• [Task objective] Reproduce the listing below word for word, with no pictures.
── Records to use
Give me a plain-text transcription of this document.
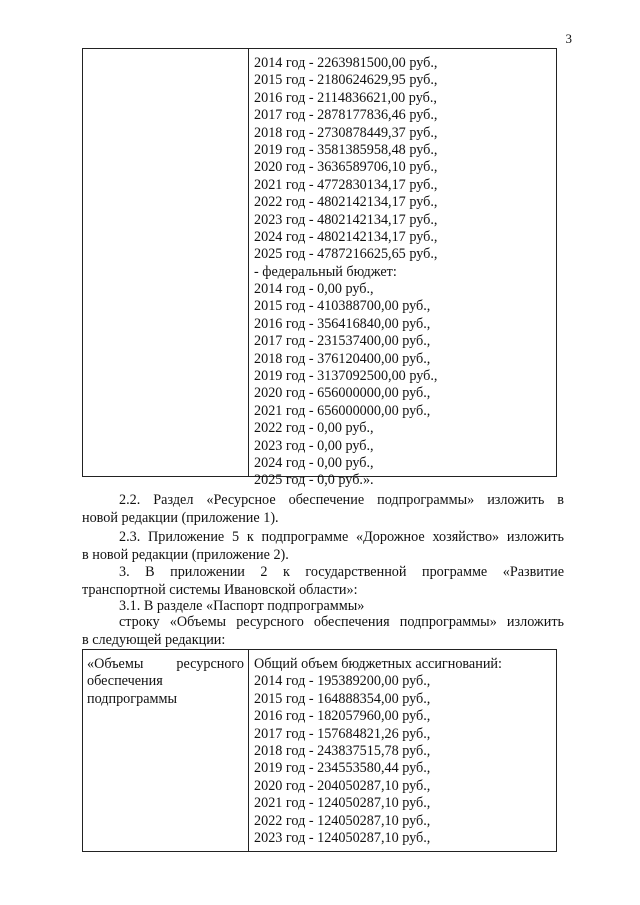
3
2014 год - 2263981500,00 руб.,
2015 год - 2180624629,95 руб.,
2016 год - 2114836621,00 руб.,
2017 год - 2878177836,46 руб.,
2018 год - 2730878449,37 руб.,
2019 год - 3581385958,48 руб.,
2020 год - 3636589706,10 руб.,
2021 год - 4772830134,17 руб.,
2022 год - 4802142134,17 руб.,
2023 год - 4802142134,17 руб.,
2024 год - 4802142134,17 руб.,
2025 год - 4787216625,65 руб.,
- федеральный бюджет:
2014 год - 0,00 руб.,
2015 год - 410388700,00 руб.,
2016 год - 356416840,00 руб.,
2017 год - 231537400,00 руб.,
2018 год - 376120400,00 руб.,
2019 год - 3137092500,00 руб.,
2020 год - 656000000,00 руб.,
2021 год - 656000000,00 руб.,
2022 год - 0,00 руб.,
2023 год - 0,00 руб.,
2024 год - 0,00 руб.,
2025 год - 0,0 руб.».
2.2. Раздел «Ресурсное обеспечение подпрограммы» изложить в
новой редакции (приложение 1).
2.3. Приложение 5 к подпрограмме «Дорожное хозяйство» изложить
в новой редакции (приложение 2).
3. В приложении 2 к государственной программе «Развитие
транспортной системы Ивановской области»:
3.1. В разделе «Паспорт подпрограммы»
строку «Объемы ресурсного обеспечения подпрограммы» изложить
в следующей редакции:
«Объемы ресурсного
обеспечения
подпрограммы
Общий объем бюджетных ассигнований:
2014 год - 195389200,00 руб.,
2015 год - 164888354,00 руб.,
2016 год - 182057960,00 руб.,
2017 год - 157684821,26 руб.,
2018 год - 243837515,78 руб.,
2019 год - 234553580,44 руб.,
2020 год - 204050287,10 руб.,
2021 год - 124050287,10 руб.,
2022 год - 124050287,10 руб.,
2023 год - 124050287,10 руб.,
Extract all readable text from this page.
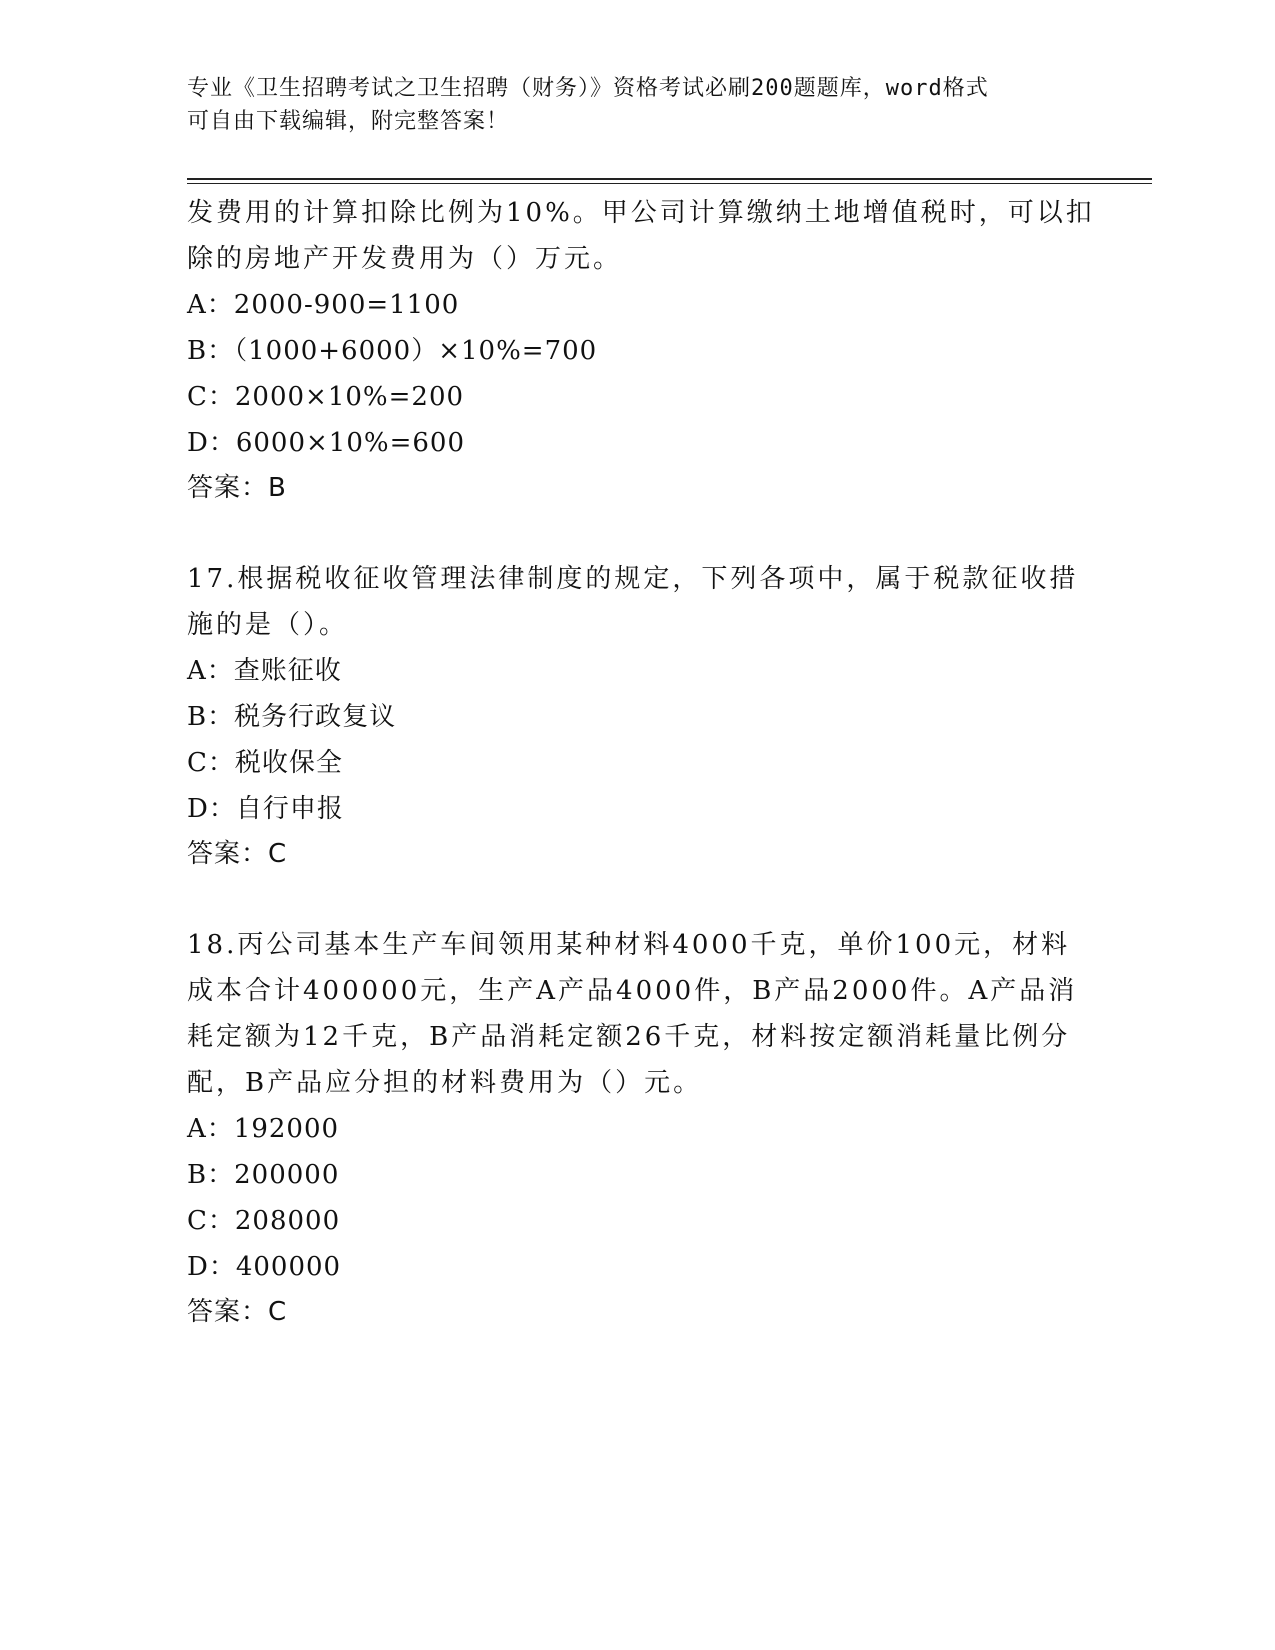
专业《卫生招聘考试之卫生招聘（财务）》资格考试必刷200题题库，word格式
可自由下载编辑，附完整答案！
发费用的计算扣除比例为10%。甲公司计算缴纳土地增值税时，可以扣
除的房地产开发费用为（）万元。
A：2000-900=1100
B：（1000+6000）×10%=700
C：2000×10%=200
D：6000×10%=600
答案：B
17.根据税收征收管理法律制度的规定，下列各项中，属于税款征收措
施的是（）。
A：查账征收
B：税务行政复议
C：税收保全
D：自行申报
答案：C
18.丙公司基本生产车间领用某种材料4000千克，单价100元，材料
成本合计400000元，生产A产品4000件，B产品2000件。A产品消
耗定额为12千克，B产品消耗定额26千克，材料按定额消耗量比例分
配，B产品应分担的材料费用为（）元。
A：192000
B：200000
C：208000
D：400000
答案：C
────
• [Complete output]
Give me a plain-text transcription of this document.
3
2014 год - 2263981500,00 руб.,
2015 год - 2180624629,95 руб.,
2016 год - 2114836621,00 руб.,
2017 год - 2878177836,46 руб.,
2018 год - 2730878449,37 руб.,
2019 год - 3581385958,48 руб.,
2020 год - 3636589706,10 руб.,
2021 год - 4772830134,17 руб.,
2022 год - 4802142134,17 руб.,
2023 год - 4802142134,17 руб.,
2024 год - 4802142134,17 руб.,
2025 год - 4787216625,65 руб.,
- федеральный бюджет:
2014 год - 0,00 руб.,
2015 год - 410388700,00 руб.,
2016 год - 356416840,00 руб.,
2017 год - 231537400,00 руб.,
2018 год - 376120400,00 руб.,
2019 год - 3137092500,00 руб.,
2020 год - 656000000,00 руб.,
2021 год - 656000000,00 руб.,
2022 год - 0,00 руб.,
2023 год - 0,00 руб.,
2024 год - 0,00 руб.,
2025 год - 0,0 руб.».
2.2. Раздел «Ресурсное обеспечение подпрограммы» изложить в
новой редакции (приложение 1).
2.3. Приложение 5 к подпрограмме «Дорожное хозяйство» изложить
в новой редакции (приложение 2).
3. В приложении 2 к государственной программе «Развитие
транспортной системы Ивановской области»:
3.1. В разделе «Паспорт подпрограммы»
строку «Объемы ресурсного обеспечения подпрограммы» изложить
в следующей редакции:
«Объемы ресурсного
обеспечения
подпрограммы
Общий объем бюджетных ассигнований:
2014 год - 195389200,00 руб.,
2015 год - 164888354,00 руб.,
2016 год - 182057960,00 руб.,
2017 год - 157684821,26 руб.,
2018 год - 243837515,78 руб.,
2019 год - 234553580,44 руб.,
2020 год - 204050287,10 руб.,
2021 год - 124050287,10 руб.,
2022 год - 124050287,10 руб.,
2023 год - 124050287,10 руб.,
Extract all readable text from this page.
专业《卫生招聘考试之卫生招聘（财务）》资格考试必刷200题题库，word格式
可自由下载编辑，附完整答案！
发费用的计算扣除比例为10%。甲公司计算缴纳土地增值税时，可以扣
除的房地产开发费用为（）万元。
A：2000-900=1100
B：（1000+6000）×10%=700
C：2000×10%=200
D：6000×10%=600
答案：B
17.根据税收征收管理法律制度的规定，下列各项中，属于税款征收措
施的是（）。
A：查账征收
B：税务行政复议
C：税收保全
D：自行申报
答案：C
18.丙公司基本生产车间领用某种材料4000千克，单价100元，材料
成本合计400000元，生产A产品4000件，B产品2000件。A产品消
耗定额为12千克，B产品消耗定额26千克，材料按定额消耗量比例分
配，B产品应分担的材料费用为（）元。
A：192000
B：200000
C：208000
D：400000
答案：C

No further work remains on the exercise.